Exercise task:
What follows is a block of records; reproduce all of it verbatim.

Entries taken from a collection
= = =
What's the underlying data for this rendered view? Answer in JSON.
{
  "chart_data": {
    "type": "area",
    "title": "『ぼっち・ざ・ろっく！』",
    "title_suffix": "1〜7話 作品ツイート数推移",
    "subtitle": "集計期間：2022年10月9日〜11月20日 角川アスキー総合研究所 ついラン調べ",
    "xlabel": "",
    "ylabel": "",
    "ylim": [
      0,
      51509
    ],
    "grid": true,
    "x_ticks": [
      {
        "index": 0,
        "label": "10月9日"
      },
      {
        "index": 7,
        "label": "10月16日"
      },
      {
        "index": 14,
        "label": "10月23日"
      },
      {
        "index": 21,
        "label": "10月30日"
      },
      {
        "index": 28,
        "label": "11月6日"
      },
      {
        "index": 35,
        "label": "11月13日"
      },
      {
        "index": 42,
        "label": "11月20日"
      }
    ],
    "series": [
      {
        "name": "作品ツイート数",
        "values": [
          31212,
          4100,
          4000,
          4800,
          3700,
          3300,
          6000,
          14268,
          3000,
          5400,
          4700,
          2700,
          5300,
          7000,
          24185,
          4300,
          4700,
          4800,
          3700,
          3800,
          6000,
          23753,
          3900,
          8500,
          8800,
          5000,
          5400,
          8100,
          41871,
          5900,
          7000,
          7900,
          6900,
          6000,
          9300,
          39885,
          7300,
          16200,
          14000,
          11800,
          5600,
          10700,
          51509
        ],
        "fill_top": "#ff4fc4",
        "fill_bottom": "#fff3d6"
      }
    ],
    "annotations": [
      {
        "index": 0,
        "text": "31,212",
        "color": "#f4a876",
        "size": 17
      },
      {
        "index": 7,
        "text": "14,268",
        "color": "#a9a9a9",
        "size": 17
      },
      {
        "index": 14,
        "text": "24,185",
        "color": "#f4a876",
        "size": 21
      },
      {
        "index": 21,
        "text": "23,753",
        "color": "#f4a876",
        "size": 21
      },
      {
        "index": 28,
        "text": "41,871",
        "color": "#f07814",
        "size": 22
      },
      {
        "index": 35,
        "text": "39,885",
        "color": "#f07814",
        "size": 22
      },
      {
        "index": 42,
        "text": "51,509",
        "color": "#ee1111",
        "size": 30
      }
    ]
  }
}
= = =
The solution:
What's the underlying data for this rendered view? Answer in JSON.
{
  "chart_data": {
    "type": "area",
    "title": "『ぼっち・ざ・ろっく！』",
    "title_suffix": "1〜7話 作品ツイート数推移",
    "subtitle": "集計期間：2022年10月9日〜11月20日 角川アスキー総合研究所 ついラン調べ",
    "xlabel": "",
    "ylabel": "",
    "ylim": [
      0,
      51509
    ],
    "grid": true,
    "x_ticks": [
      {
        "index": 0,
        "label": "10月9日"
      },
      {
        "index": 7,
        "label": "10月16日"
      },
      {
        "index": 14,
        "label": "10月23日"
      },
      {
        "index": 21,
        "label": "10月30日"
      },
      {
        "index": 28,
        "label": "11月6日"
      },
      {
        "index": 35,
        "label": "11月13日"
      },
      {
        "index": 42,
        "label": "11月20日"
      }
    ],
    "series": [
      {
        "name": "作品ツイート数",
        "values": [
          31212,
          4100,
          4000,
          4800,
          3700,
          3300,
          6000,
          14268,
          3000,
          5400,
          4700,
          2700,
          5300,
          7000,
          24185,
          4300,
          4700,
          4800,
          3700,
          3800,
          6000,
          23753,
          3900,
          8500,
          8800,
          5000,
          5400,
          8100,
          41871,
          5900,
          7000,
          7900,
          6900,
          6000,
          9300,
          39885,
          7300,
          16200,
          14000,
          11800,
          5600,
          10700,
          51509
        ],
        "fill_top": "#ff4fc4",
        "fill_bottom": "#fff3d6"
      }
    ],
    "annotations": [
      {
        "index": 0,
        "text": "31,212",
        "color": "#f4a876",
        "size": 17
      },
      {
        "index": 7,
        "text": "14,268",
        "color": "#a9a9a9",
        "size": 17
      },
      {
        "index": 14,
        "text": "24,185",
        "color": "#f4a876",
        "size": 21
      },
      {
        "index": 21,
        "text": "23,753",
        "color": "#f4a876",
        "size": 21
      },
      {
        "index": 28,
        "text": "41,871",
        "color": "#f07814",
        "size": 22
      },
      {
        "index": 35,
        "text": "39,885",
        "color": "#f07814",
        "size": 22
      },
      {
        "index": 42,
        "text": "51,509",
        "color": "#ee1111",
        "size": 30
      }
    ]
  }
}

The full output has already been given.